◆ STATED PROBLEM
Can you retype the data below word for word, beginning at the line that contains "chair-dimension-diagram — [0, 790, 990, 1267]" and stopping after the line that contains "spec-divider-top — [78, 209, 909, 210]", with nothing else?

[Annotated listings of elements]

— Begin —

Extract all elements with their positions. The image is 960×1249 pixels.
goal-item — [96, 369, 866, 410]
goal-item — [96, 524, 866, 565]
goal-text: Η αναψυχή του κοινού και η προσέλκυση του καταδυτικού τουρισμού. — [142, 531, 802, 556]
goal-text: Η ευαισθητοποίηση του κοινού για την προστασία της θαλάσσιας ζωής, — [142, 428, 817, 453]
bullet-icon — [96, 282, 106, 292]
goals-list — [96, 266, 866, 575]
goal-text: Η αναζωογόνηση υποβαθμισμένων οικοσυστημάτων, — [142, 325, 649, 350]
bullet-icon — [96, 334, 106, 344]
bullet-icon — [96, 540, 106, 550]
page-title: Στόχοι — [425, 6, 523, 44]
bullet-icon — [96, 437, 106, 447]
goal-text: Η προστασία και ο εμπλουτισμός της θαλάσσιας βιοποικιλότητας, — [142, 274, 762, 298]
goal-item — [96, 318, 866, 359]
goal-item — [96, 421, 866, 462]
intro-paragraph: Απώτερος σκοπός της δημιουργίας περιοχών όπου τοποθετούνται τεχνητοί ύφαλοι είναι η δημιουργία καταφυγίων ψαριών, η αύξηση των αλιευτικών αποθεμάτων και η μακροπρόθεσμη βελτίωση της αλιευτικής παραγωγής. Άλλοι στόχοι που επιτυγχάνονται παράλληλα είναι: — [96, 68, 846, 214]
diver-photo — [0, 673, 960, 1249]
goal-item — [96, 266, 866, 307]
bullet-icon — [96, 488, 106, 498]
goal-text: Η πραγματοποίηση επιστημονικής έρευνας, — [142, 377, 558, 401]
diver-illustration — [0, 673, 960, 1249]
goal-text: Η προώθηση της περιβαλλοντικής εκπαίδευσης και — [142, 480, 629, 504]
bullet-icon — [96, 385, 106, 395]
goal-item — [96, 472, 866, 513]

— End —
— Begin —

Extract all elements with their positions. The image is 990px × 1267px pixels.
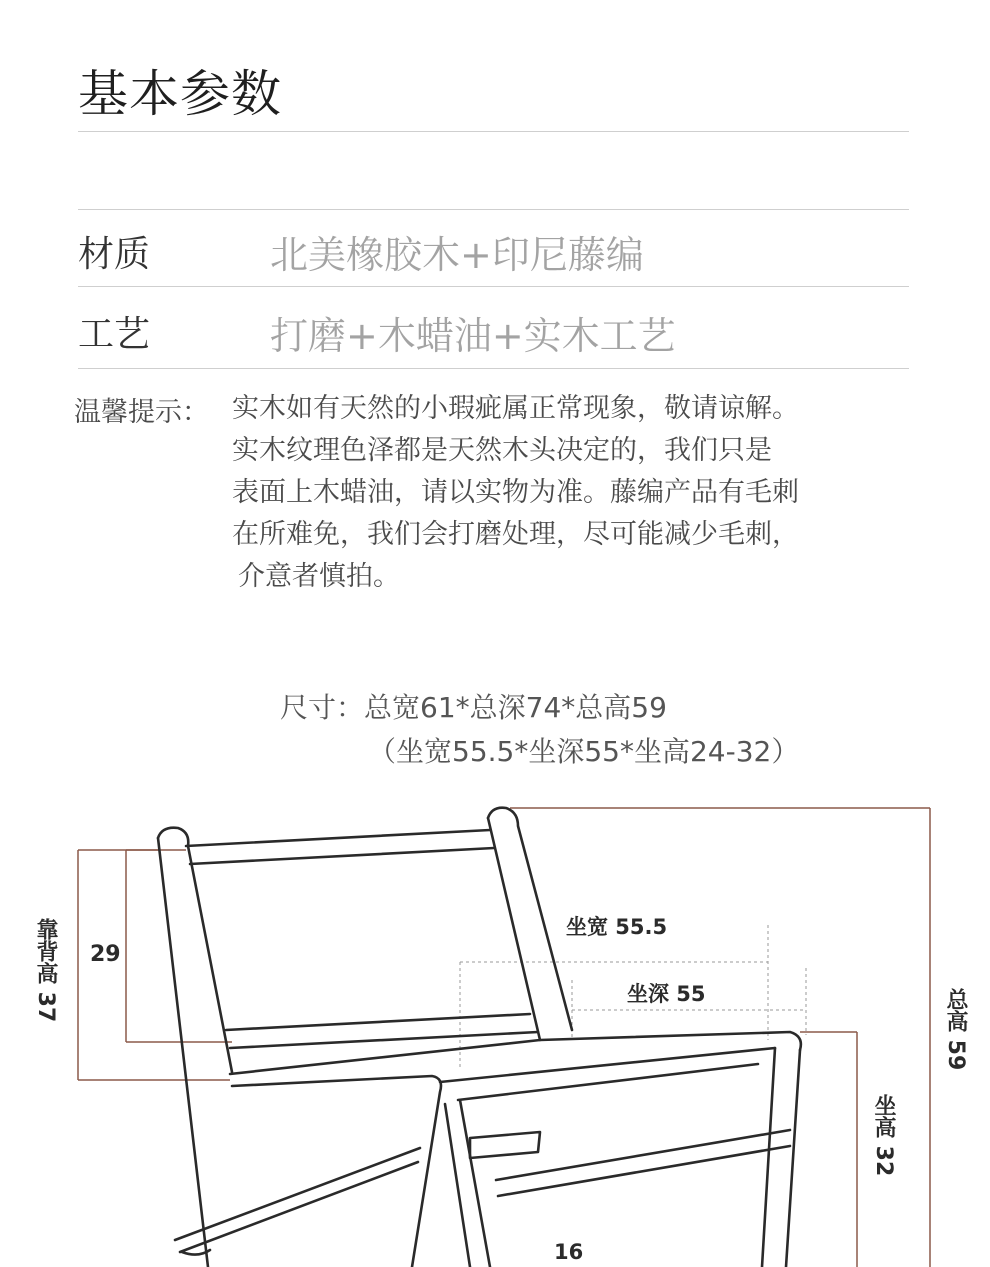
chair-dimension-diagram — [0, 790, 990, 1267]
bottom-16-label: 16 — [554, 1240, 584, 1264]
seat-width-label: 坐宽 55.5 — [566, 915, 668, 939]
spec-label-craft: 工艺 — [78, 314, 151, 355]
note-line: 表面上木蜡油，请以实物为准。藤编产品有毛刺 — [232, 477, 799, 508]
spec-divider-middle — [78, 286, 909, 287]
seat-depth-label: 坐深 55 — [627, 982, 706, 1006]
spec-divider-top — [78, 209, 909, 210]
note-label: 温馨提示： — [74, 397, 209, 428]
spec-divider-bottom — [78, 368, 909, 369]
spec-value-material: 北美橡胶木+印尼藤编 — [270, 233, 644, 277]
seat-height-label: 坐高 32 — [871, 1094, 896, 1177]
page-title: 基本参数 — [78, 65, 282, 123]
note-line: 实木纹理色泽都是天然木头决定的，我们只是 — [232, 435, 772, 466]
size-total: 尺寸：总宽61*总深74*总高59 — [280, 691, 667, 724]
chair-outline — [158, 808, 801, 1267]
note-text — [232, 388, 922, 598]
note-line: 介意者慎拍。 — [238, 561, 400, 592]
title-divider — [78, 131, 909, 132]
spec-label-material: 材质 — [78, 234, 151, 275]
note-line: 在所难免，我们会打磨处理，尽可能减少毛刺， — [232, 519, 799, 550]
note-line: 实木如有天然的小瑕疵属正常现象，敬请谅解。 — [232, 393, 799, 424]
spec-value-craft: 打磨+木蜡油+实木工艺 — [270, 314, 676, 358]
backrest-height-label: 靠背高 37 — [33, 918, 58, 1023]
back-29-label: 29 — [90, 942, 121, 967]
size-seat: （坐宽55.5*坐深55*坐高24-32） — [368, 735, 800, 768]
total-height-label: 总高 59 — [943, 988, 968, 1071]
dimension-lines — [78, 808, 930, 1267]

— End —

◆ WORKED ANSWER
chair-dimension-diagram — [0, 790, 990, 1267]
bottom-16-label: 16 — [554, 1240, 584, 1264]
seat-width-label: 坐宽 55.5 — [566, 915, 668, 939]
spec-label-craft: 工艺 — [78, 314, 151, 355]
note-line: 表面上木蜡油，请以实物为准。藤编产品有毛刺 — [232, 477, 799, 508]
spec-divider-middle — [78, 286, 909, 287]
seat-depth-label: 坐深 55 — [627, 982, 706, 1006]
spec-divider-top — [78, 209, 909, 210]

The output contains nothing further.